#### Records from a data source:
..........

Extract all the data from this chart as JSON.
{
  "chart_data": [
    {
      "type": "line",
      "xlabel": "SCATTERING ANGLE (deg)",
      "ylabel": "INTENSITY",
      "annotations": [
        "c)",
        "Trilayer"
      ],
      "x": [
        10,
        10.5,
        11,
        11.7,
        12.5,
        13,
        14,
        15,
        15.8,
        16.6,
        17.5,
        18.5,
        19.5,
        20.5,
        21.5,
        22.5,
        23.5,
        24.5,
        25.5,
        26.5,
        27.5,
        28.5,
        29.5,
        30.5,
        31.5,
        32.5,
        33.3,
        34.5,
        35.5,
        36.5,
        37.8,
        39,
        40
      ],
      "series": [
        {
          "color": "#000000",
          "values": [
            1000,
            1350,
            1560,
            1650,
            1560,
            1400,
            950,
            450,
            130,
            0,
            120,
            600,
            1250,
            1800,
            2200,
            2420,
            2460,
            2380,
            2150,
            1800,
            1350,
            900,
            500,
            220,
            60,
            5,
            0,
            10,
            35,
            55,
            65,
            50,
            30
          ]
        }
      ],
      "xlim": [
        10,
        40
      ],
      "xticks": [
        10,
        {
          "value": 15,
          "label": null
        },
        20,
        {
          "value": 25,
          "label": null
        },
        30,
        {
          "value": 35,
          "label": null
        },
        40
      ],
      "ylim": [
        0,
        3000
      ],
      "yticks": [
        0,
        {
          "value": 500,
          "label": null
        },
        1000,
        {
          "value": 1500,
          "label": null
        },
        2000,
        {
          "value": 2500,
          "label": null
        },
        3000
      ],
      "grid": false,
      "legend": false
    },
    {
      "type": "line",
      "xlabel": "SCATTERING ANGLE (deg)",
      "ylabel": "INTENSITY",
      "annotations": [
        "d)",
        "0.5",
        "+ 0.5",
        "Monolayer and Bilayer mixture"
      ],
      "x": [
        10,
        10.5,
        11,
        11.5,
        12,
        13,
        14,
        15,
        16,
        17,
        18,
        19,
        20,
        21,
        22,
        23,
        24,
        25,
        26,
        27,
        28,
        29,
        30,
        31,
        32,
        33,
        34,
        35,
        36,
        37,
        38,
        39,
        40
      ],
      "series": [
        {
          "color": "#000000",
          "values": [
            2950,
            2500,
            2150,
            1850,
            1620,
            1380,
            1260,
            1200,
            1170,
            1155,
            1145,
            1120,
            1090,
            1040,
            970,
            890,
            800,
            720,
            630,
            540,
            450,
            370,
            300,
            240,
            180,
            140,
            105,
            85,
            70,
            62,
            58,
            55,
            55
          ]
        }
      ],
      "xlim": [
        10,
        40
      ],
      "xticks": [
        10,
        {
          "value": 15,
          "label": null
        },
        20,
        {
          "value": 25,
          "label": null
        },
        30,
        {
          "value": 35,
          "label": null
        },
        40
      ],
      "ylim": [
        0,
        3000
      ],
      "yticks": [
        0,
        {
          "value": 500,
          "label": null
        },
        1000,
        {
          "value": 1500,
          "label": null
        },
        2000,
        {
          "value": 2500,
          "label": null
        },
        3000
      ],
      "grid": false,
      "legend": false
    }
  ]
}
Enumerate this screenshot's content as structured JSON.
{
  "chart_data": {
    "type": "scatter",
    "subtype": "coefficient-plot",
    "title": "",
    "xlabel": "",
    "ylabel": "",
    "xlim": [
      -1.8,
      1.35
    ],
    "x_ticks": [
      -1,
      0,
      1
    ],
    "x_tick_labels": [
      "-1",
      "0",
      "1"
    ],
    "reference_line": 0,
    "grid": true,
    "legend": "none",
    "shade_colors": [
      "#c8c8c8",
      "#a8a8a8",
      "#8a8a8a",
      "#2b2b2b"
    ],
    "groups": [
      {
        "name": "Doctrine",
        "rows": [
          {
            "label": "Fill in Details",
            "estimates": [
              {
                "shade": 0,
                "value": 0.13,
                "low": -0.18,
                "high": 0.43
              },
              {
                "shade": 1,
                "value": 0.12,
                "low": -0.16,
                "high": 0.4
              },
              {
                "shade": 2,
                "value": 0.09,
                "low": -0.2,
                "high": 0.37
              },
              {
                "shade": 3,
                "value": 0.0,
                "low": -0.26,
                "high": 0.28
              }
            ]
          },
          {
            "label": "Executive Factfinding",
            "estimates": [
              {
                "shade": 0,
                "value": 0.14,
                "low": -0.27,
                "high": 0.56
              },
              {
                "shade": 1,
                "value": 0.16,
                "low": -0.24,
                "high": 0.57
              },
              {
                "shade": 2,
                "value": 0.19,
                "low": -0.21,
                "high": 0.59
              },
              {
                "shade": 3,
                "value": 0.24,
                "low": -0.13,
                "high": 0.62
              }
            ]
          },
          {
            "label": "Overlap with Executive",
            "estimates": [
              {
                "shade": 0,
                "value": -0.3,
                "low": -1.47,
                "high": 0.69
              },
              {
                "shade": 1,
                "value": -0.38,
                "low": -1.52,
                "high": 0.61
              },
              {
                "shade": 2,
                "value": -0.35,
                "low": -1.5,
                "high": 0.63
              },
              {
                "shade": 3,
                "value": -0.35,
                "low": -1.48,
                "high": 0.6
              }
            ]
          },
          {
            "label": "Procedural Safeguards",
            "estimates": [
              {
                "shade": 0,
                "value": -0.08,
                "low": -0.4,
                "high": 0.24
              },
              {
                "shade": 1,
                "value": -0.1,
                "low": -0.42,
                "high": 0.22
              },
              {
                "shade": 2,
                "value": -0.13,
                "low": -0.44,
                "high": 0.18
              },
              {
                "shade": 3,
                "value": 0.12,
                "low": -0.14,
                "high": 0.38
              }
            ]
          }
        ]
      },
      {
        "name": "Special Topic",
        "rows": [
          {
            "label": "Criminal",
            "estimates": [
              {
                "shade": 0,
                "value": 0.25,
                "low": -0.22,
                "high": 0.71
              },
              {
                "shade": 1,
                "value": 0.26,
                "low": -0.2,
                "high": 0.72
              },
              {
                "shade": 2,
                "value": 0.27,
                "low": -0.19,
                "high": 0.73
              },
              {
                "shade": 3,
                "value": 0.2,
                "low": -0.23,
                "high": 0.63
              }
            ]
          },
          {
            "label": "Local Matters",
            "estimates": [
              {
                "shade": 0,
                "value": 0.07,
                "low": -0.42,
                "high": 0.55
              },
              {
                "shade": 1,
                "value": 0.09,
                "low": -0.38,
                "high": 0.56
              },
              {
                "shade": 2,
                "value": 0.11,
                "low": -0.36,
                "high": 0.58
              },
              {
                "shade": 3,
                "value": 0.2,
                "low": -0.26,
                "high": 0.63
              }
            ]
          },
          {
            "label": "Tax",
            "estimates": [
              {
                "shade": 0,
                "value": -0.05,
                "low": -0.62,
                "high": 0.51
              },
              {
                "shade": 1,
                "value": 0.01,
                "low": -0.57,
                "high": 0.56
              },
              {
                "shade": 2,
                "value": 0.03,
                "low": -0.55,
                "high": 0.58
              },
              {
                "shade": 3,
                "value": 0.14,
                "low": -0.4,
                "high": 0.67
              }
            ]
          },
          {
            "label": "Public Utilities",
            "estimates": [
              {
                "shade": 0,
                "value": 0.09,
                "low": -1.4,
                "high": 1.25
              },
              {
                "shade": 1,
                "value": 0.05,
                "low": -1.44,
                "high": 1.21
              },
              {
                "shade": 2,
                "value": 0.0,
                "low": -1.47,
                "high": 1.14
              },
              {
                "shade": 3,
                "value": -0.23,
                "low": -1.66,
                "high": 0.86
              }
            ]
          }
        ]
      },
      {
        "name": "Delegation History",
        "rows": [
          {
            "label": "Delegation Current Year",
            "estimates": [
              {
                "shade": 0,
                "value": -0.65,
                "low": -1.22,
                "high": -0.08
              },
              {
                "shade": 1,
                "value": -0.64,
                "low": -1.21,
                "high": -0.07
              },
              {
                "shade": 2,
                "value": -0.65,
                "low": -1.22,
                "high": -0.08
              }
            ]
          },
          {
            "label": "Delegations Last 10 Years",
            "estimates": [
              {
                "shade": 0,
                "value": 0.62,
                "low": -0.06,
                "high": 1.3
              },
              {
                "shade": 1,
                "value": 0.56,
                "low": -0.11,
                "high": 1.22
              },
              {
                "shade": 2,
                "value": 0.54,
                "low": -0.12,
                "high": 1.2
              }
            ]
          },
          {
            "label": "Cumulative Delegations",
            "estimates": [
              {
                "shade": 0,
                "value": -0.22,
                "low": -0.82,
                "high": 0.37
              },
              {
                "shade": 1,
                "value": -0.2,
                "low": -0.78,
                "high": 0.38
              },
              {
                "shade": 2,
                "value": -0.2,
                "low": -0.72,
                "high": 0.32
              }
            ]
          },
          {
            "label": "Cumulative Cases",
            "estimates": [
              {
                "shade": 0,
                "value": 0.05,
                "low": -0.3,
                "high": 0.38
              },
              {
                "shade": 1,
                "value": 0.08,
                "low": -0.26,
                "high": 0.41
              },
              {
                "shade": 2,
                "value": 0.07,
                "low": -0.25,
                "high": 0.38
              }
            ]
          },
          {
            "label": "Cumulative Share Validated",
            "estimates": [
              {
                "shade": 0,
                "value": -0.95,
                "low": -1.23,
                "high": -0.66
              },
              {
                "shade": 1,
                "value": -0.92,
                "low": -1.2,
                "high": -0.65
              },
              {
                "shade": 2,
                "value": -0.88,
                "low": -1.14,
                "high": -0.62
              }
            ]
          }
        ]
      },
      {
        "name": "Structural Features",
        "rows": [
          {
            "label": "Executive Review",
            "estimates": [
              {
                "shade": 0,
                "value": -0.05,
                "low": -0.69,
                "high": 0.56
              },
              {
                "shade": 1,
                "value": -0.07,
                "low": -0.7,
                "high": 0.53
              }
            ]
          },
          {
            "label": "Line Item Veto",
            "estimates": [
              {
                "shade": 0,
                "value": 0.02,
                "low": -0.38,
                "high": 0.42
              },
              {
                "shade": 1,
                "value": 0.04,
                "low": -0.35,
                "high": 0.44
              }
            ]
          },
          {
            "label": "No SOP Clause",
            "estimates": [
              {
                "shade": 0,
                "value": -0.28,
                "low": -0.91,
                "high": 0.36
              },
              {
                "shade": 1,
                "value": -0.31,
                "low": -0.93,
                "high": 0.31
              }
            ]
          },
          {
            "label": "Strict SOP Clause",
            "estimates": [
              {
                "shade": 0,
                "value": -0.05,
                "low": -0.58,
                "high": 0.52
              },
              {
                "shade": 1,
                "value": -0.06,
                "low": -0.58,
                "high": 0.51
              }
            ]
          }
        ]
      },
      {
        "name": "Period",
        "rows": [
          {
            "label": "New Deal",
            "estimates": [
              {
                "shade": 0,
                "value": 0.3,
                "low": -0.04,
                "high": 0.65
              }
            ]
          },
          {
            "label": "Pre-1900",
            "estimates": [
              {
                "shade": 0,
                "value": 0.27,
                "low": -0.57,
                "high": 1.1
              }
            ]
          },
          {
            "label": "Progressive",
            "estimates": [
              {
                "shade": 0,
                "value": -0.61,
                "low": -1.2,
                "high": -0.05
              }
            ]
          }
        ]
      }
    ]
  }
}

..........

#### WHAT IS NEEDED:
Gather each line that holds "this".

#### OUTPUT BELOW:
Extract all the data from this chart as JSON.
Enumerate this screenshot's content as structured JSON.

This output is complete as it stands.